Scan the material for the word "融资余额", and copy each line where it shows up.

• ITEMS:
§
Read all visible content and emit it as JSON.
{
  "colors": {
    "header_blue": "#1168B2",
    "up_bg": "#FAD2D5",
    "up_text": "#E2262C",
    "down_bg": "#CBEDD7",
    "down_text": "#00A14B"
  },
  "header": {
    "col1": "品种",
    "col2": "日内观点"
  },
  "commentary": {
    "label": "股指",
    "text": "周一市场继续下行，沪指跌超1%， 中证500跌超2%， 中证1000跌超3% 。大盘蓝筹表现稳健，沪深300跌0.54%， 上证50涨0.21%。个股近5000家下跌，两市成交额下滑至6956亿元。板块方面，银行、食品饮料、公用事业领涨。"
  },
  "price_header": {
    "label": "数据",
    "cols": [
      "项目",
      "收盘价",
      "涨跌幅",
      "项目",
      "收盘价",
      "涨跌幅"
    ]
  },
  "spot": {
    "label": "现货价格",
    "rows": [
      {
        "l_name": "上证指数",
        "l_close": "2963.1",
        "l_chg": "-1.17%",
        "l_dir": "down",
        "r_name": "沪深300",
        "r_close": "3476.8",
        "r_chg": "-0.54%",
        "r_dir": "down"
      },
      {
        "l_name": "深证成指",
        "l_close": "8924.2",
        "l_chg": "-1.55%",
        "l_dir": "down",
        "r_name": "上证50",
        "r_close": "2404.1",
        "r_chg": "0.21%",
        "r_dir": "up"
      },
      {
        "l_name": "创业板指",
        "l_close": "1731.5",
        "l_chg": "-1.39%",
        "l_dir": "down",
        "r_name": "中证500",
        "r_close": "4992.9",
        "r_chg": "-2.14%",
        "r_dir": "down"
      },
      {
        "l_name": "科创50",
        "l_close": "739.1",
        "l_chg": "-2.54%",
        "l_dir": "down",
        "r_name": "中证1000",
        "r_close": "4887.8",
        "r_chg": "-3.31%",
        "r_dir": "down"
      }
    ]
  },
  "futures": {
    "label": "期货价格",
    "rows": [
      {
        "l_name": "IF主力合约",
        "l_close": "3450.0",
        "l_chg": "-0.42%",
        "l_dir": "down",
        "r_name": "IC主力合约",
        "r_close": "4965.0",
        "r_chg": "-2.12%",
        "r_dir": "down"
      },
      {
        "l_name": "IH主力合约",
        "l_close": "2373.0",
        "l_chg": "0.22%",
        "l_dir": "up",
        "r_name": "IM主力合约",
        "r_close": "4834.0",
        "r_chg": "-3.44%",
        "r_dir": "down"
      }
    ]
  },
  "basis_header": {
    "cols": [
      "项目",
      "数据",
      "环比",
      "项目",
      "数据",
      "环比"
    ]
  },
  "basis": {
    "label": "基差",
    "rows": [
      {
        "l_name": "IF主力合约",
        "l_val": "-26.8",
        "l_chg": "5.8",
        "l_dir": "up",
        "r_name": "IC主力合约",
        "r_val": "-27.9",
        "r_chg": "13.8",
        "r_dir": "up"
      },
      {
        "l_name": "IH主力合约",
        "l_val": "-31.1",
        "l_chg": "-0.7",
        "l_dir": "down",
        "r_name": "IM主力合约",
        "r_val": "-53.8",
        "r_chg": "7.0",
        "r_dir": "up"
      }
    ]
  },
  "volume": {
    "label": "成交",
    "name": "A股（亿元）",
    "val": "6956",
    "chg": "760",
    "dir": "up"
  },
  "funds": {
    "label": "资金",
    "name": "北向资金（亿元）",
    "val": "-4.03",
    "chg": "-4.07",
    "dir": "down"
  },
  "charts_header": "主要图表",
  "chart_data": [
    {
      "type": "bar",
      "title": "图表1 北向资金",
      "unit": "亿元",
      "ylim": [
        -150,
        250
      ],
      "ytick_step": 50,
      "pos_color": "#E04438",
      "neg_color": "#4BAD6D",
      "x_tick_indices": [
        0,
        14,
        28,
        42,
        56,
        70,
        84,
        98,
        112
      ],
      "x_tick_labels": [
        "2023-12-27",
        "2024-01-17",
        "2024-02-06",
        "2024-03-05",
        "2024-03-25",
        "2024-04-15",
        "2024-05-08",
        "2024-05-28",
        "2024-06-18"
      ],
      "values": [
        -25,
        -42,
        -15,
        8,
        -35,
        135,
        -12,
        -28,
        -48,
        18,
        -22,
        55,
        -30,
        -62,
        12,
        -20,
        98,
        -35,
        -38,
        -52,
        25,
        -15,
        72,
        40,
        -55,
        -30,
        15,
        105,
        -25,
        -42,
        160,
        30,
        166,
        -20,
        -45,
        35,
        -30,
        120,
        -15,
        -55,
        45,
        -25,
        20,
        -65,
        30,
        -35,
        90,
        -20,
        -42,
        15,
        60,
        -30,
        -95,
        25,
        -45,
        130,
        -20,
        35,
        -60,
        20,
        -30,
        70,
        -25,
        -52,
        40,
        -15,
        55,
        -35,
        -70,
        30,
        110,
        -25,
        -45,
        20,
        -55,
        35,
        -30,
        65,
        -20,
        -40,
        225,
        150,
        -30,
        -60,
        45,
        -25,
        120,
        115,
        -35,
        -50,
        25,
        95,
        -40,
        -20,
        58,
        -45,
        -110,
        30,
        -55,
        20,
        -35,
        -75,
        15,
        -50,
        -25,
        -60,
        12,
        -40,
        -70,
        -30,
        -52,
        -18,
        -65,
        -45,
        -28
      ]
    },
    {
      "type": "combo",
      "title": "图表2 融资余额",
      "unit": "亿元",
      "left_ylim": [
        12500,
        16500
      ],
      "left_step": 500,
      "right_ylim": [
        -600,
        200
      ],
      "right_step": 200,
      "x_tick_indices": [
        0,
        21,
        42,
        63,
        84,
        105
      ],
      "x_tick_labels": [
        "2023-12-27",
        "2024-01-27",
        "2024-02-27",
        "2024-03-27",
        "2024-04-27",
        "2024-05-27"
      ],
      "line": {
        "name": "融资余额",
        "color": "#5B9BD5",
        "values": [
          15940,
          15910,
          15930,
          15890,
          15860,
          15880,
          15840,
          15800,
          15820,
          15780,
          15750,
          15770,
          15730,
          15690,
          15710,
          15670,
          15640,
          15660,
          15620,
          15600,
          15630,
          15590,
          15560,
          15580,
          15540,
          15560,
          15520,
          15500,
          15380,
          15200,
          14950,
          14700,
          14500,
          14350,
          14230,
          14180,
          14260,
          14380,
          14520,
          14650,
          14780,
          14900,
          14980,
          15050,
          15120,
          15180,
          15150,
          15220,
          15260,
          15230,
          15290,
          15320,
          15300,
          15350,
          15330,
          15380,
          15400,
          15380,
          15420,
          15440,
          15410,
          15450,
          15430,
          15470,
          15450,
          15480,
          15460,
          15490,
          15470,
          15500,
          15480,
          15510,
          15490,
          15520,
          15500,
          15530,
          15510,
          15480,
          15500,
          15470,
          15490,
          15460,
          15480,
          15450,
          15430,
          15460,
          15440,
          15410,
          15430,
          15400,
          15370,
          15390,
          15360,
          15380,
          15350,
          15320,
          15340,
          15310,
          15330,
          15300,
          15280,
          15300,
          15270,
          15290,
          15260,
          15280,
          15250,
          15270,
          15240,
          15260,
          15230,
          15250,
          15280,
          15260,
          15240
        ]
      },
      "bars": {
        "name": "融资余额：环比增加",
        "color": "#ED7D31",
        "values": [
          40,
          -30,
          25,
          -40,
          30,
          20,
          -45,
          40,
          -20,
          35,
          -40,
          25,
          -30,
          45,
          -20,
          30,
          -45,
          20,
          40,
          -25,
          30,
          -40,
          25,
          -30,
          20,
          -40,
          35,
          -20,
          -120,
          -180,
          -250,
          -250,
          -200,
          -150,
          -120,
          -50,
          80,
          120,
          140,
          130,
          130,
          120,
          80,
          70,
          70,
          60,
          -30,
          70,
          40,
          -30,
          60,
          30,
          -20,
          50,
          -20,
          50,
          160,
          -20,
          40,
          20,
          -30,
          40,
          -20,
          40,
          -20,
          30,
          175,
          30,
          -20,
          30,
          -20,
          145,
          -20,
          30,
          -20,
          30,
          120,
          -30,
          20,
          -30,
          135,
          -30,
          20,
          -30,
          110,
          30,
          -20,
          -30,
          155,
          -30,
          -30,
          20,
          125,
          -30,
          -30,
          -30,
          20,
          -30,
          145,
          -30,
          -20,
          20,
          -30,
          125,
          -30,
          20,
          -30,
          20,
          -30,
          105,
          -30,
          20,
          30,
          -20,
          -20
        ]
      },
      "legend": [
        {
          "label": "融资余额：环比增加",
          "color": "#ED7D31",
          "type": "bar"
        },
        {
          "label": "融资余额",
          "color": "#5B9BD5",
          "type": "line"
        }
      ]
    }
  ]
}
§
• EXPECTED ANSWER:
      "title": "图表2 融资余额",
        "name": "融资余额",
        "name": "融资余额：环比增加",
          "label": "融资余额：环比增加",
          "label": "融资余额",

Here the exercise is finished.